▸ **Source data**
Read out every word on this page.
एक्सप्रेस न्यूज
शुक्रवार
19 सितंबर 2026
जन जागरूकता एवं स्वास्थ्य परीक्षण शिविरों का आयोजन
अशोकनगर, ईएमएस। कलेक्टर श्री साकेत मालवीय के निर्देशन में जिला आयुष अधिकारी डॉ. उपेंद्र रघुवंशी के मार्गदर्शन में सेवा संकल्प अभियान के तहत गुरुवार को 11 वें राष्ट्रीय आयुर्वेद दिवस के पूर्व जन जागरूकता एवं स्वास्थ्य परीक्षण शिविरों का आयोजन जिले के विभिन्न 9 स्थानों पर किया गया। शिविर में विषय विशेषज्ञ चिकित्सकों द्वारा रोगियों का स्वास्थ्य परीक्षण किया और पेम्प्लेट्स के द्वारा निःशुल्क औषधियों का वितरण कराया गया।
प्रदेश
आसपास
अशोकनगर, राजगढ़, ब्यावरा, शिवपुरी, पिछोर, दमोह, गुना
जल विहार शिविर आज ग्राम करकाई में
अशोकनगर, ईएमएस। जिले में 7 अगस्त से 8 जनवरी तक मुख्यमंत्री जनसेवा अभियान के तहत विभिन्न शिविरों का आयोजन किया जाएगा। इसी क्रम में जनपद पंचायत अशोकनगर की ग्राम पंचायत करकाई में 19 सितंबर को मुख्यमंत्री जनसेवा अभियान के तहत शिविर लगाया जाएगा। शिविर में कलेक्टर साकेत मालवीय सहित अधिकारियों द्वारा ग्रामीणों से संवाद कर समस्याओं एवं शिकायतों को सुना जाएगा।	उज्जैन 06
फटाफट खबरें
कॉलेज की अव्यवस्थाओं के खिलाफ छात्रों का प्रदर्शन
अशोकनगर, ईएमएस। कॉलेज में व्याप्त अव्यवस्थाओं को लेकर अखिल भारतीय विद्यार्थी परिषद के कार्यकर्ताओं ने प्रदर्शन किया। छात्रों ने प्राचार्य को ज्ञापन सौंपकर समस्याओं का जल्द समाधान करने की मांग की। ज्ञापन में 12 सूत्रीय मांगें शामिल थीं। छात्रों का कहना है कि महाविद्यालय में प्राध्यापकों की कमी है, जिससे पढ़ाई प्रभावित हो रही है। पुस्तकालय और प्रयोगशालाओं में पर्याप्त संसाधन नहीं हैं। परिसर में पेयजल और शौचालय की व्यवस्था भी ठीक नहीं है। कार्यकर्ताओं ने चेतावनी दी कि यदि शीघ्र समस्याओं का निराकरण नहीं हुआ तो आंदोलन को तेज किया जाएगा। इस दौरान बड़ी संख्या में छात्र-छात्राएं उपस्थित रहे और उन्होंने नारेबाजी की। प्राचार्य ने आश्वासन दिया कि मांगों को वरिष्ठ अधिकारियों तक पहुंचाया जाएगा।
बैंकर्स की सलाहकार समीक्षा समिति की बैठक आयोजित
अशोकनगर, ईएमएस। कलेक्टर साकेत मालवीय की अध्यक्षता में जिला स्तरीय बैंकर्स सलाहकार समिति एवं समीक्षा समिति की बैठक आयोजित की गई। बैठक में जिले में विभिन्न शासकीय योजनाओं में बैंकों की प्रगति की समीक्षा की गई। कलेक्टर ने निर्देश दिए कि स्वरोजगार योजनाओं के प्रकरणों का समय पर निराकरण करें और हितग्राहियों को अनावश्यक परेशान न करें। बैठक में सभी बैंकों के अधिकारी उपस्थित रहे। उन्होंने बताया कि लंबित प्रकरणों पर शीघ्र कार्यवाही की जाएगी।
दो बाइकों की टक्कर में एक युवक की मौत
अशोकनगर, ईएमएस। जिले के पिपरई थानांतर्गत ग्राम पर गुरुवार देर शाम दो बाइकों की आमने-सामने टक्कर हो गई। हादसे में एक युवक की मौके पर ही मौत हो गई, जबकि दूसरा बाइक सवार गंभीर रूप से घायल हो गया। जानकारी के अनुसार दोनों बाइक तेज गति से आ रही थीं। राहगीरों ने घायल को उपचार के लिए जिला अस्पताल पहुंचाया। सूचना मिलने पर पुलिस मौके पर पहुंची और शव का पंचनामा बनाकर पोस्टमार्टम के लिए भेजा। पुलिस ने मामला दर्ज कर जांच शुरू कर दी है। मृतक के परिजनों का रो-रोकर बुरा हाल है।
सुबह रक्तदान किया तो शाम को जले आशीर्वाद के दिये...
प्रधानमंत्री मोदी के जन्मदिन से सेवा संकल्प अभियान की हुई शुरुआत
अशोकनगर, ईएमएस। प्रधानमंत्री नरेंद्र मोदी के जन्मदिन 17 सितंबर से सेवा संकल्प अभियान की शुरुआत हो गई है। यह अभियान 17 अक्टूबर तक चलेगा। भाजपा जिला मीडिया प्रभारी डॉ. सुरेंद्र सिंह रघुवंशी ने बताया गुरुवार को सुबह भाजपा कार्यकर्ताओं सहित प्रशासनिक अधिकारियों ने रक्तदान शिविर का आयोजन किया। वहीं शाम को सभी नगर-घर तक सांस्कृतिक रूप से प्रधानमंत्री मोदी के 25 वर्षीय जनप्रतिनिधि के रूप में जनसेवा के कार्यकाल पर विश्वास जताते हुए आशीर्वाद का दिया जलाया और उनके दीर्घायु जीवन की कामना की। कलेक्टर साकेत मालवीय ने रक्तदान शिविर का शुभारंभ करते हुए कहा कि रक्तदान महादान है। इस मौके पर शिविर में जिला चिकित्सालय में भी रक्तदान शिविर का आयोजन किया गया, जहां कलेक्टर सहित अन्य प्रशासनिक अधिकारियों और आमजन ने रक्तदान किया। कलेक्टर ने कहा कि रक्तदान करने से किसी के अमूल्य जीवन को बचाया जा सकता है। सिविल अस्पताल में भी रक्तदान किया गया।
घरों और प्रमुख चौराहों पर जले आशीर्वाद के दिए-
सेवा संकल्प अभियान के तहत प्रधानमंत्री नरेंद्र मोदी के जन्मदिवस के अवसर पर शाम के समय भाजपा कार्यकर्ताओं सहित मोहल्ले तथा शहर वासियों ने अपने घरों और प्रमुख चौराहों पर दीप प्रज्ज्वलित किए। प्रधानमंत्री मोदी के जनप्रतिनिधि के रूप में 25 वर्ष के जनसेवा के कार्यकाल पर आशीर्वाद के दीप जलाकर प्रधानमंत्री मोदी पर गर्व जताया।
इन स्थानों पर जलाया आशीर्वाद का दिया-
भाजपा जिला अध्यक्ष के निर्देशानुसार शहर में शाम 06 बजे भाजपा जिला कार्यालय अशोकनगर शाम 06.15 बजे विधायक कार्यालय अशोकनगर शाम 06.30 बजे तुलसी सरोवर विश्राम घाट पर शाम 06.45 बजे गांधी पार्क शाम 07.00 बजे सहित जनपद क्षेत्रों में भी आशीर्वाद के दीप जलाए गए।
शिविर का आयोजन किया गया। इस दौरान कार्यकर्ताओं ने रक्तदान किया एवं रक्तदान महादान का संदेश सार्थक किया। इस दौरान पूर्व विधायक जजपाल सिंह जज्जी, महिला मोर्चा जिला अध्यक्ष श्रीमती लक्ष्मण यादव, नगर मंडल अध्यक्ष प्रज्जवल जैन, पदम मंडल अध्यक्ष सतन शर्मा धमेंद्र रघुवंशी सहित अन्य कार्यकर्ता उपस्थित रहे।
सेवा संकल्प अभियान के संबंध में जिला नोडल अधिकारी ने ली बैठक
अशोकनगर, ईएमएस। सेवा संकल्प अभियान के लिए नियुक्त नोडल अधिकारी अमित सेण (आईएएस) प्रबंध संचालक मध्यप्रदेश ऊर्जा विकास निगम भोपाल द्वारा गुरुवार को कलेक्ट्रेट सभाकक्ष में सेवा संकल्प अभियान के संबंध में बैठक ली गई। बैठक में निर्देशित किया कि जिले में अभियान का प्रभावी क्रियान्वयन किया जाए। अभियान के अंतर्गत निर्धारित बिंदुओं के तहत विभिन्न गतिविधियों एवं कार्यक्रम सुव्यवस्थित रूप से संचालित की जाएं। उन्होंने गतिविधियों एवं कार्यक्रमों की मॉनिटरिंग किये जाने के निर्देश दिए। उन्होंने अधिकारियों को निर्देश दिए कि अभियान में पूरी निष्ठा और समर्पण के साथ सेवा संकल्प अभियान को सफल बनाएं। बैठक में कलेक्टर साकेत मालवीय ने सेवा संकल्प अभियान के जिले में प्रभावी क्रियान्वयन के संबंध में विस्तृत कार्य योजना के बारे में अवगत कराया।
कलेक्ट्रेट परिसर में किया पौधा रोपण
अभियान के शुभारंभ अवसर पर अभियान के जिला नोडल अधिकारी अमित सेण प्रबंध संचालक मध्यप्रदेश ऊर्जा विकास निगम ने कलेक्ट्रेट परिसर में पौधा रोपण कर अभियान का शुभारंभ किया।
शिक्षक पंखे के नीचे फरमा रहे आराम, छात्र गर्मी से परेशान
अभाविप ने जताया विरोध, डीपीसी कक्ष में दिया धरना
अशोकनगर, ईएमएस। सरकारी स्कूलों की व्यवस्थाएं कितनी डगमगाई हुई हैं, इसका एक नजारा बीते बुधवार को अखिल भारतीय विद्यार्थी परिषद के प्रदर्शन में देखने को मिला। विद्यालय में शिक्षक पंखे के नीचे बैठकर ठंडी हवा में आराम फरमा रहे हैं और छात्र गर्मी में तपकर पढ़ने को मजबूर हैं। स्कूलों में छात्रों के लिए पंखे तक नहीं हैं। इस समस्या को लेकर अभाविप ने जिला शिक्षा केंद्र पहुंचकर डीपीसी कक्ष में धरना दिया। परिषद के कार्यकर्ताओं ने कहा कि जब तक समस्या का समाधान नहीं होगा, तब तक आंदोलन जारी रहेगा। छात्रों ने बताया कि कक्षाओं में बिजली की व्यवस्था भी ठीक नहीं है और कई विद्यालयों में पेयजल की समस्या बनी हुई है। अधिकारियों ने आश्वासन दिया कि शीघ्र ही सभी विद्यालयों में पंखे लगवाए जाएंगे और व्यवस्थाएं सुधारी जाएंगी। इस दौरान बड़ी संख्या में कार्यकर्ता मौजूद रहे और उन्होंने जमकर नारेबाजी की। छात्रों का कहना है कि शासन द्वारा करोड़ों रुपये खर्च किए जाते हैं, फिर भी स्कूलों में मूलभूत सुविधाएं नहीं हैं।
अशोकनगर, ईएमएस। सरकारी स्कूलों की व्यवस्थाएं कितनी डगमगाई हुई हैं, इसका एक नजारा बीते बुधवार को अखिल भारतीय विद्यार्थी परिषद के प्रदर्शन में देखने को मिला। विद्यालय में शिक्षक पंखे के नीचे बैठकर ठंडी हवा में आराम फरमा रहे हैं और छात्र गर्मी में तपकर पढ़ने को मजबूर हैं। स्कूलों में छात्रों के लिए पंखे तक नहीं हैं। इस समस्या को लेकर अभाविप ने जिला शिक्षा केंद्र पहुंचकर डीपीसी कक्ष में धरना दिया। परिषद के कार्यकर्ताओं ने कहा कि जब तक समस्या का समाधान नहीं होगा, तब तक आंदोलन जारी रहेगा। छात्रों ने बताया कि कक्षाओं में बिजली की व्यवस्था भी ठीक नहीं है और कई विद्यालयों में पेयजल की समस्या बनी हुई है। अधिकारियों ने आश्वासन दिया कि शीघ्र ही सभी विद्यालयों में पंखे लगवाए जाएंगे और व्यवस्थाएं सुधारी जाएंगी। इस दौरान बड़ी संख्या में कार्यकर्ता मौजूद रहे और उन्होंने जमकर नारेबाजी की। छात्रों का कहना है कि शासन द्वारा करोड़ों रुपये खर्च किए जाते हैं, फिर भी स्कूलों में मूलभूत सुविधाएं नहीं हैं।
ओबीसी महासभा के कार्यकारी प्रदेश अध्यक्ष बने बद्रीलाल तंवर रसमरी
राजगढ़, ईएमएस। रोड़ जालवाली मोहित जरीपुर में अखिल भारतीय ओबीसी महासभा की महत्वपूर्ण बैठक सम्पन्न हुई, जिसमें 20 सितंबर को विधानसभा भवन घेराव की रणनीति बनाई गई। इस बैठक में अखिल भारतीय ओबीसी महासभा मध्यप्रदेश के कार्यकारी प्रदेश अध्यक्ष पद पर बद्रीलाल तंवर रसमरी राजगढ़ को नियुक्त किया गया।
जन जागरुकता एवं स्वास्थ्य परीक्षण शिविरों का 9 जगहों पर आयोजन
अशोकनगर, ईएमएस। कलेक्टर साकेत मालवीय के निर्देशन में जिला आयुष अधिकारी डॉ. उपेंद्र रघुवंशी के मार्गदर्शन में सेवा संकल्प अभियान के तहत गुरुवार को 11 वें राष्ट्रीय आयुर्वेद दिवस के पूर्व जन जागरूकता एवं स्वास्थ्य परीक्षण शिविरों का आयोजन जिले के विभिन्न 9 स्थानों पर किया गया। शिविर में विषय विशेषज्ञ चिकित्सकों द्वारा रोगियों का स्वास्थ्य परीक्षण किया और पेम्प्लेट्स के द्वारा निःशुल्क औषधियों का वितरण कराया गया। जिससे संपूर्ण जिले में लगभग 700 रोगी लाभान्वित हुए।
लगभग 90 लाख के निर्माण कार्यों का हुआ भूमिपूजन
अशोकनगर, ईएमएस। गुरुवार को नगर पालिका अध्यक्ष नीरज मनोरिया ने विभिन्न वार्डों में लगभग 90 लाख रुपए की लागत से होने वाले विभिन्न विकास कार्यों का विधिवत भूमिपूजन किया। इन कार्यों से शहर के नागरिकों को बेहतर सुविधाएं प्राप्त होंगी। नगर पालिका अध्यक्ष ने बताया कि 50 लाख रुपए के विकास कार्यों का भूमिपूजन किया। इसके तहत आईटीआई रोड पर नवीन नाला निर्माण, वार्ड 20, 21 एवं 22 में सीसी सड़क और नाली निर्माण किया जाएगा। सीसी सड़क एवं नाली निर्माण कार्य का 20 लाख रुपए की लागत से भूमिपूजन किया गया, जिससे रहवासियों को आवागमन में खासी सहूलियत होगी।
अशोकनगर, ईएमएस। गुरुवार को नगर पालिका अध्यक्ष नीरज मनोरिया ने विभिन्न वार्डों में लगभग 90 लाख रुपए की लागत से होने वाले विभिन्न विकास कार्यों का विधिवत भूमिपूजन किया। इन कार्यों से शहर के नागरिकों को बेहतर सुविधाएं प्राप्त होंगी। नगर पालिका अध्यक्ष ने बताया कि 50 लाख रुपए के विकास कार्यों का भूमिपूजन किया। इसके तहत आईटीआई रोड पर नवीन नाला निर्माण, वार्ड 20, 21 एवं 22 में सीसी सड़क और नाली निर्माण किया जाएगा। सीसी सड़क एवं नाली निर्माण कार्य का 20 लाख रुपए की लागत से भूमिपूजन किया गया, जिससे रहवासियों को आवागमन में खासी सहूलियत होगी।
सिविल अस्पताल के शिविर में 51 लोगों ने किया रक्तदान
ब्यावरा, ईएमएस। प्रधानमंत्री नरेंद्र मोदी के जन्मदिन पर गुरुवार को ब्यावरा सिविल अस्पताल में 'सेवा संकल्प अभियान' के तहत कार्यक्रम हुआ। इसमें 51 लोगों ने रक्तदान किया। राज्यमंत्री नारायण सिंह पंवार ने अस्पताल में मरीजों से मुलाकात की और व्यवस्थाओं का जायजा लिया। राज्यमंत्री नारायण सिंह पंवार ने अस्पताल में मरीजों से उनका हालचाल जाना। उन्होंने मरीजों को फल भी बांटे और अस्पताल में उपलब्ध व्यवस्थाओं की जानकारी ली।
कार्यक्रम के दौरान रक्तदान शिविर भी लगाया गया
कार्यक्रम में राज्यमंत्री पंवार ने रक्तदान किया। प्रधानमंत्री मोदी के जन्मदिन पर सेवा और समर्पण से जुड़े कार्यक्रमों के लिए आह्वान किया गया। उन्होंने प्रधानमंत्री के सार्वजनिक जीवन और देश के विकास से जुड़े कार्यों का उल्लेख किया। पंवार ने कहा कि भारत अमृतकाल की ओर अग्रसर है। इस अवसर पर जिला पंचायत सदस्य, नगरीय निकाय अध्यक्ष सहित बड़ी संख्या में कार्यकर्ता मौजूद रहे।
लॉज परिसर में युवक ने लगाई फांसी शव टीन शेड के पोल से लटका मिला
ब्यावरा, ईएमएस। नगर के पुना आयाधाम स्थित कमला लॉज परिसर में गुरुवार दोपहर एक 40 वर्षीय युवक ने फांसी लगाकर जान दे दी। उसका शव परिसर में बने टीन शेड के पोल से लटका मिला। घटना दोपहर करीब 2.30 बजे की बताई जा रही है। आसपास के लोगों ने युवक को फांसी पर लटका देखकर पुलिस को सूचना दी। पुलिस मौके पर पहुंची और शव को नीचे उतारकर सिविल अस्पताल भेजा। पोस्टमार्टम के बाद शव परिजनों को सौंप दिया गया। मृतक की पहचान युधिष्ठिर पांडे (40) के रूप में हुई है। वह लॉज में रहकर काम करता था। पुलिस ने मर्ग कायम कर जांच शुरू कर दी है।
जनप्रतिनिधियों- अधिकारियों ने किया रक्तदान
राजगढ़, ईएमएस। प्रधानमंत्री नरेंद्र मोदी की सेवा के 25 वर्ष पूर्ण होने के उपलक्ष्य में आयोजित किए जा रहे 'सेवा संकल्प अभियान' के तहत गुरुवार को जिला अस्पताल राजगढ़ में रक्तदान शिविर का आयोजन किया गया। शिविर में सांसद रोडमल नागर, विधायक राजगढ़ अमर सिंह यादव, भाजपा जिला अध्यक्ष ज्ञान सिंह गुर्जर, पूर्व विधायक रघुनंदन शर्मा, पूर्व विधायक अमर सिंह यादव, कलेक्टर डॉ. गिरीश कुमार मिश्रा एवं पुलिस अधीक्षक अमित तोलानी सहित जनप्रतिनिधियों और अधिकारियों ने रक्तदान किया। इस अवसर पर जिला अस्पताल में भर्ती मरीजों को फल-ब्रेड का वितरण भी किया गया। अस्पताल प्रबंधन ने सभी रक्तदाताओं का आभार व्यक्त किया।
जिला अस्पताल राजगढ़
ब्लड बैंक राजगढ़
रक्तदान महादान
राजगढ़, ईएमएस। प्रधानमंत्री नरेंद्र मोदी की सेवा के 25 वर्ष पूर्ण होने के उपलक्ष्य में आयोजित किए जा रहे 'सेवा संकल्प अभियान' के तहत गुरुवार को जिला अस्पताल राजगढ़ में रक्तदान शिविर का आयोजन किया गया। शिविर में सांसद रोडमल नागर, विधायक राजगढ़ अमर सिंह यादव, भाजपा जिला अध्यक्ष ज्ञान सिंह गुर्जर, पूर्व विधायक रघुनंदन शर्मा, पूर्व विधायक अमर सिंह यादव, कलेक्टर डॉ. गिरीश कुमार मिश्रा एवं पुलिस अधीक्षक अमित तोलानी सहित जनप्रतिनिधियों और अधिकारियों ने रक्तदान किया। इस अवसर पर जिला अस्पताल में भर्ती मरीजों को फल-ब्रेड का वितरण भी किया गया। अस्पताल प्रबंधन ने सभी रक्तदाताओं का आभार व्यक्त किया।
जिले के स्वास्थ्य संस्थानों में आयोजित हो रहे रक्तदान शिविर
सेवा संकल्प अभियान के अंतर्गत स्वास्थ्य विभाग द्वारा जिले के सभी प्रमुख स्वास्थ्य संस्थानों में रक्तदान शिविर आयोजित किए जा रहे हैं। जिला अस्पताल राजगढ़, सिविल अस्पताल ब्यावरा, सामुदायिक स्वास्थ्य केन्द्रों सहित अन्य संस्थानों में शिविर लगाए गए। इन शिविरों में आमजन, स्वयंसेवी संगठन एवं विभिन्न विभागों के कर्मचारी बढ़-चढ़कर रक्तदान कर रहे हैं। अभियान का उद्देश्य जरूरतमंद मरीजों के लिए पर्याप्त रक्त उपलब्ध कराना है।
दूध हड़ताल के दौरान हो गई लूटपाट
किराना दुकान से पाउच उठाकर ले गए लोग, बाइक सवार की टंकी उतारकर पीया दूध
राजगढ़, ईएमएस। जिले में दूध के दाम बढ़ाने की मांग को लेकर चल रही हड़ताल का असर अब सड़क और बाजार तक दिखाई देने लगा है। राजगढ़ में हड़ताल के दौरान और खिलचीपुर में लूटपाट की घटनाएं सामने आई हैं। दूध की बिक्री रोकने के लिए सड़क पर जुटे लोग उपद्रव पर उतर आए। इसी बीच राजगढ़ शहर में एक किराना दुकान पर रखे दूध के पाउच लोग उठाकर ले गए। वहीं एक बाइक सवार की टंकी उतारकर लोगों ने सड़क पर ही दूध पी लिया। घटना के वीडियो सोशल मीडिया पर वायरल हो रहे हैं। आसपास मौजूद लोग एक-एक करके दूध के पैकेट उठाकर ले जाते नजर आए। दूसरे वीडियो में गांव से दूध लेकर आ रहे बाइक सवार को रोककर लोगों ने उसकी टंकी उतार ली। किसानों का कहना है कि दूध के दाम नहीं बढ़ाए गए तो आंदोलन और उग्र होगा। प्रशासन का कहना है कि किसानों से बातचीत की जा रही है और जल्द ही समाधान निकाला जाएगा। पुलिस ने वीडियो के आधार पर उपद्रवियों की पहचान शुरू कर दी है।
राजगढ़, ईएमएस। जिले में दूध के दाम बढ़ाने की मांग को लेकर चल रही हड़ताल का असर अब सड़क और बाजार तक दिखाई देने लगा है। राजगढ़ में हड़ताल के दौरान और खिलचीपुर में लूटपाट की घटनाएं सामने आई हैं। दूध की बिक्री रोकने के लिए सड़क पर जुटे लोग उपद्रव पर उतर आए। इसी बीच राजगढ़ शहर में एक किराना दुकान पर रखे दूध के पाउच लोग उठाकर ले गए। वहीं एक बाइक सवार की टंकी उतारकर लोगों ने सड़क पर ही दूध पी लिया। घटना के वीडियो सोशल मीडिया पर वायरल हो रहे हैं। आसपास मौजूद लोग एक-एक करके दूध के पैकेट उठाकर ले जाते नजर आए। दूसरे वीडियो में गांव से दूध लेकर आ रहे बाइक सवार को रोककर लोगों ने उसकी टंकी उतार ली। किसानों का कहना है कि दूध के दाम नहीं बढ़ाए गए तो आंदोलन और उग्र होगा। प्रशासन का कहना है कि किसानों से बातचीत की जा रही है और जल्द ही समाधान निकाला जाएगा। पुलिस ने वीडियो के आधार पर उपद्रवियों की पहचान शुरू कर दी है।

▸ **What you need to do**
Report how many lines include the word "आमजन". Give nothing but the number.

▸ **Solution**
2